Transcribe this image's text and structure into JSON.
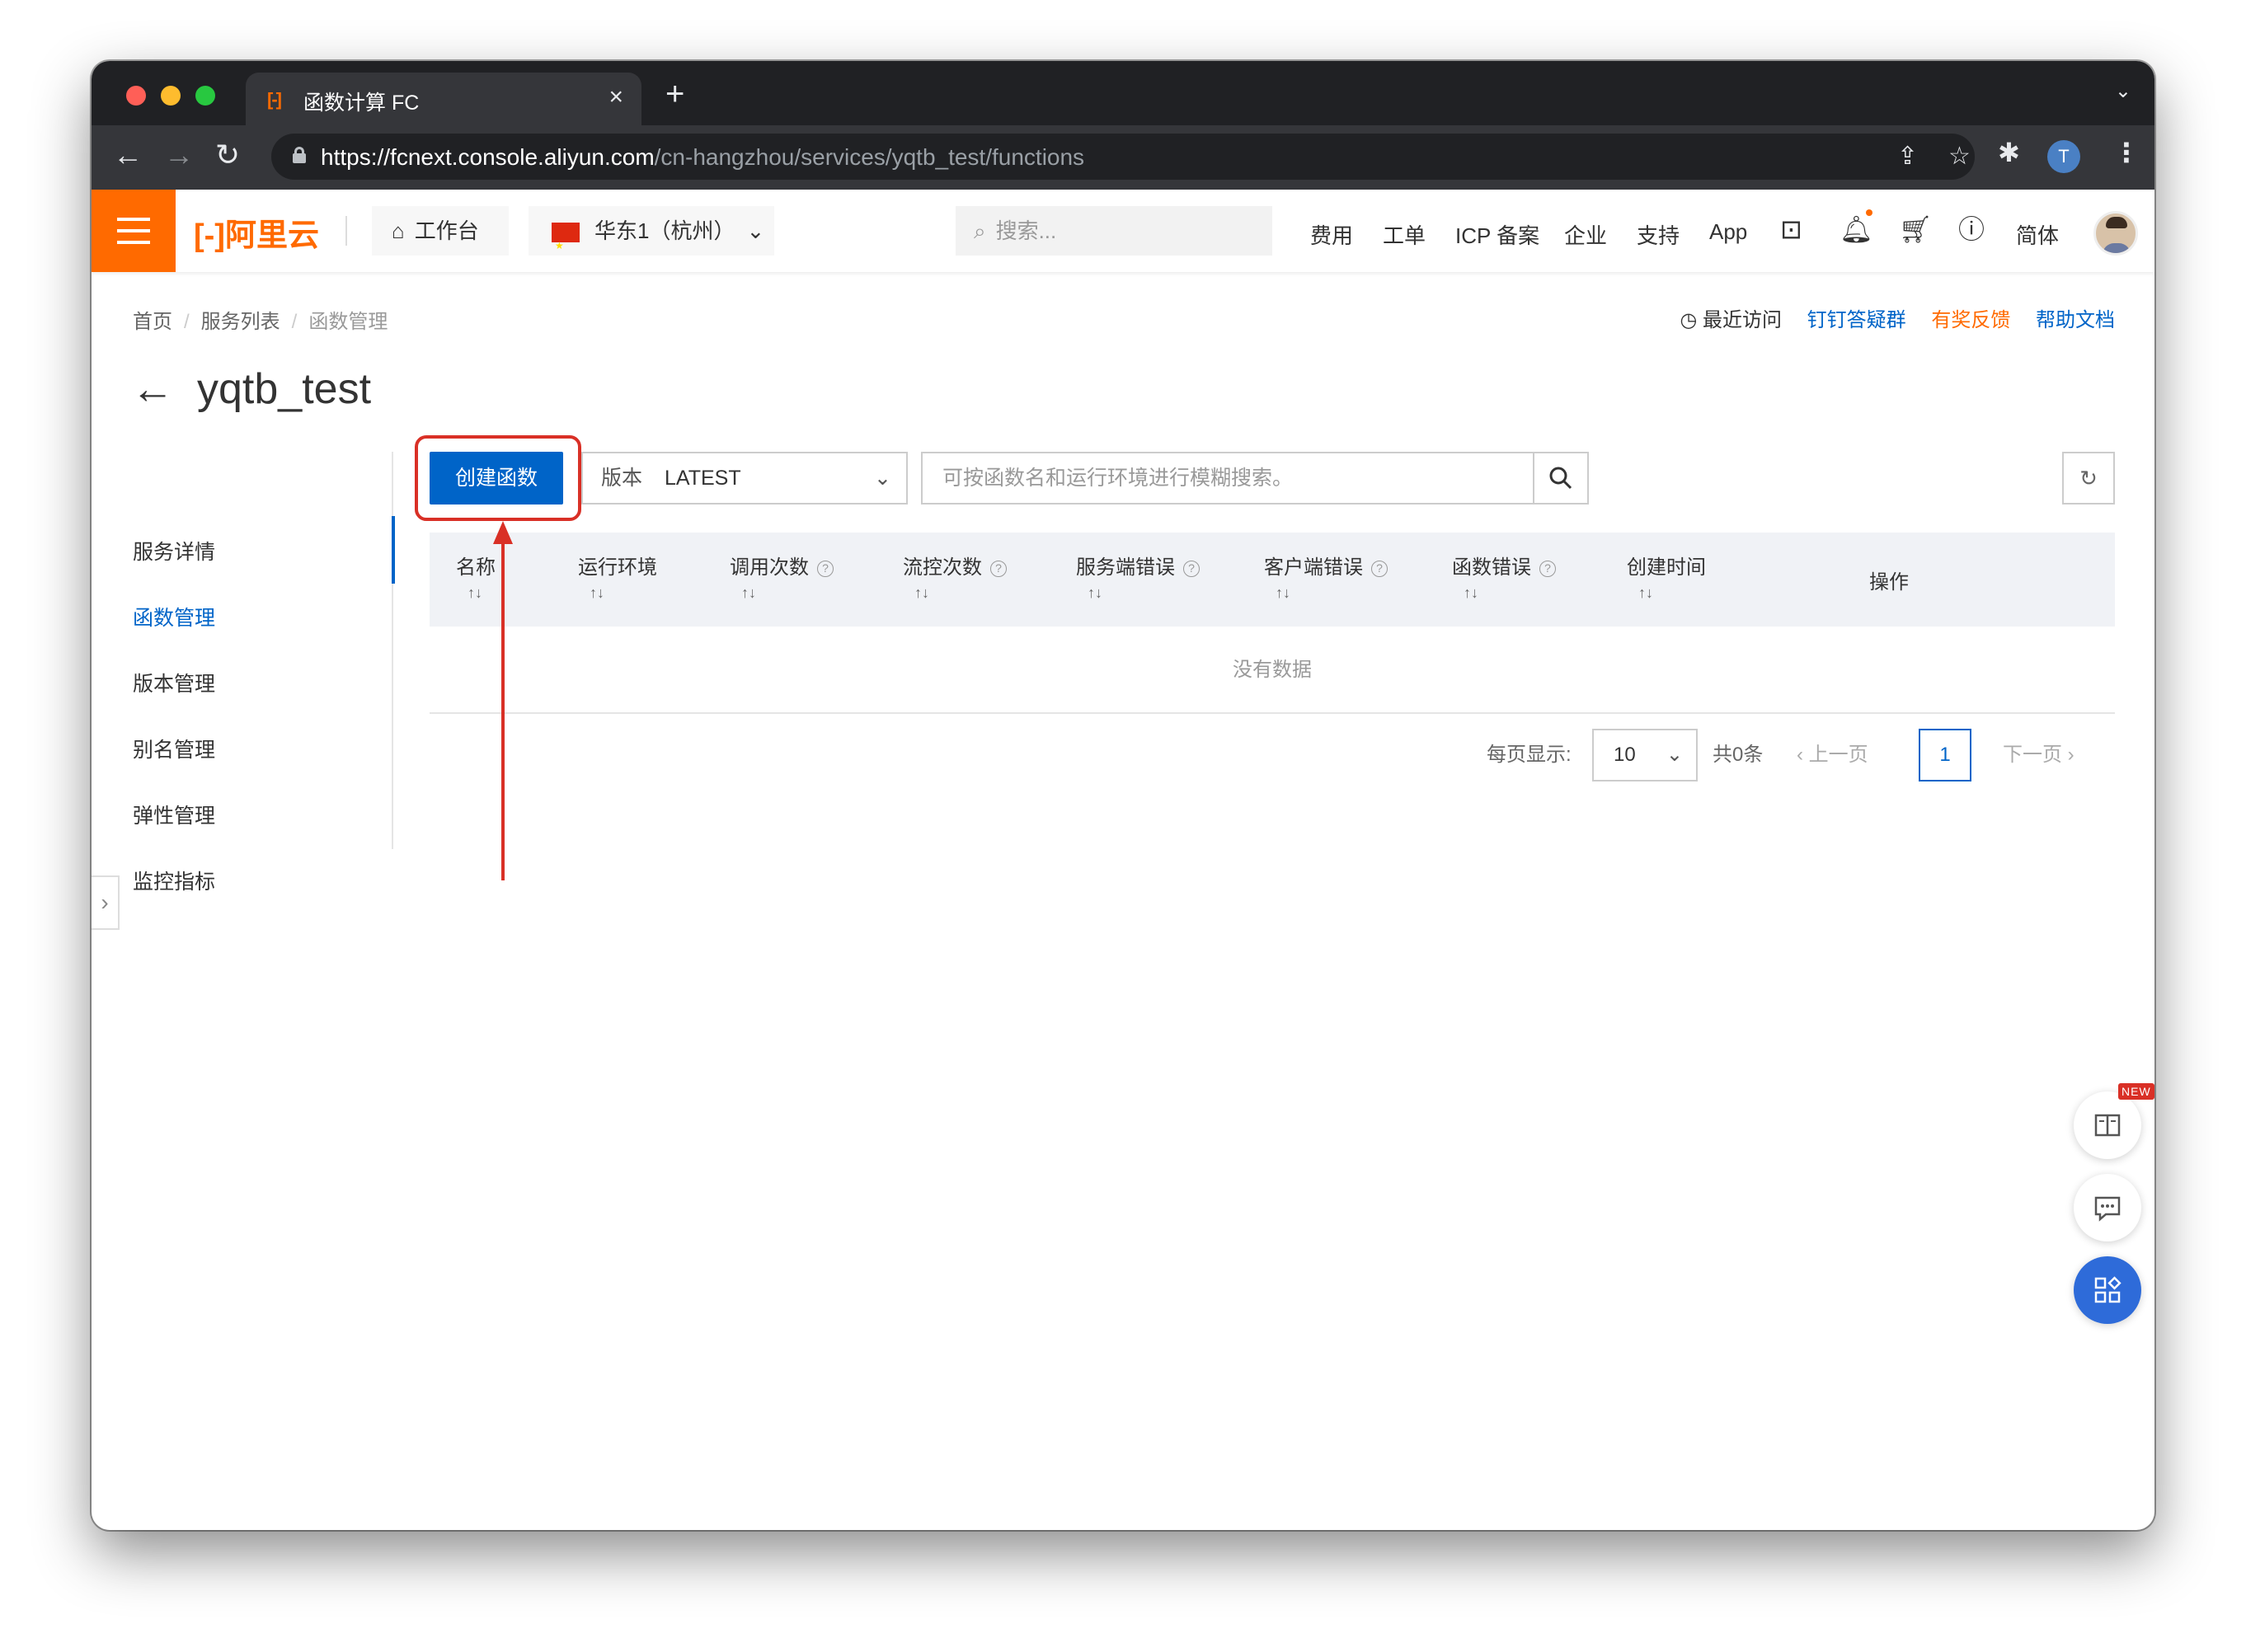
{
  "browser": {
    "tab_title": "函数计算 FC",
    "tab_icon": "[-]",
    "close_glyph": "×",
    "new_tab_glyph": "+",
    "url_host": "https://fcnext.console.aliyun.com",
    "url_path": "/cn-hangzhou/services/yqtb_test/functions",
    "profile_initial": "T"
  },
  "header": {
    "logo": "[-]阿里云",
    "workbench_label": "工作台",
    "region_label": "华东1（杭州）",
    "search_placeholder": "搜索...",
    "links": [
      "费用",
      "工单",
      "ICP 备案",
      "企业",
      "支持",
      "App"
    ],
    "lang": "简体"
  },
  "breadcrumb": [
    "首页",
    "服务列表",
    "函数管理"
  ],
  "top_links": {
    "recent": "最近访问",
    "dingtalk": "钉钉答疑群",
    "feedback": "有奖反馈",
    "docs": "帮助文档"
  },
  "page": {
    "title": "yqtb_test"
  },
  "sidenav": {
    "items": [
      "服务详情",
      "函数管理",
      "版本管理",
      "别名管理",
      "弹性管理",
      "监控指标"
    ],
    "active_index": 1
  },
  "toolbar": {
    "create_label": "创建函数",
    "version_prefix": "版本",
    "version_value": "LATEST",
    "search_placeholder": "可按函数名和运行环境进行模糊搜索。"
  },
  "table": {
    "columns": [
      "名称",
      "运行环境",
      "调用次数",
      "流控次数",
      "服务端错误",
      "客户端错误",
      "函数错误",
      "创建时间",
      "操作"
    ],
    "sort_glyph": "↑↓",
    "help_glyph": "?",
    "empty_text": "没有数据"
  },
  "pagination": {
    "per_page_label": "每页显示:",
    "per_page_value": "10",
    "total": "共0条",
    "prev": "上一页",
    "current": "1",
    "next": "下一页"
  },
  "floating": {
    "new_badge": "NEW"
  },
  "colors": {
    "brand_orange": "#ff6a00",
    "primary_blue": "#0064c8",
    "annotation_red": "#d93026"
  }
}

* * * * *

### Problem details
From the records given above, reproduce all text exactly and exclude each picture.

### Finished answer
Transcribe this image's text and structure into JSON.
{
  "browser": {
    "tab_title": "函数计算 FC",
    "tab_icon": "[-]",
    "close_glyph": "×",
    "new_tab_glyph": "+",
    "url_host": "https://fcnext.console.aliyun.com",
    "url_path": "/cn-hangzhou/services/yqtb_test/functions",
    "profile_initial": "T"
  },
  "header": {
    "logo": "[-]阿里云",
    "workbench_label": "工作台",
    "region_label": "华东1（杭州）",
    "search_placeholder": "搜索...",
    "links": [
      "费用",
      "工单",
      "ICP 备案",
      "企业",
      "支持",
      "App"
    ],
    "lang": "简体"
  },
  "breadcrumb": [
    "首页",
    "服务列表",
    "函数管理"
  ],
  "top_links": {
    "recent": "最近访问",
    "dingtalk": "钉钉答疑群",
    "feedback": "有奖反馈",
    "docs": "帮助文档"
  },
  "page": {
    "title": "yqtb_test"
  },
  "sidenav": {
    "items": [
      "服务详情",
      "函数管理",
      "版本管理",
      "别名管理",
      "弹性管理",
      "监控指标"
    ],
    "active_index": 1
  },
  "toolbar": {
    "create_label": "创建函数",
    "version_prefix": "版本",
    "version_value": "LATEST",
    "search_placeholder": "可按函数名和运行环境进行模糊搜索。"
  },
  "table": {
    "columns": [
      "名称",
      "运行环境",
      "调用次数",
      "流控次数",
      "服务端错误",
      "客户端错误",
      "函数错误",
      "创建时间",
      "操作"
    ],
    "sort_glyph": "↑↓",
    "help_glyph": "?",
    "empty_text": "没有数据"
  },
  "pagination": {
    "per_page_label": "每页显示:",
    "per_page_value": "10",
    "total": "共0条",
    "prev": "上一页",
    "current": "1",
    "next": "下一页"
  },
  "floating": {
    "new_badge": "NEW"
  },
  "colors": {
    "brand_orange": "#ff6a00",
    "primary_blue": "#0064c8",
    "annotation_red": "#d93026"
  }
}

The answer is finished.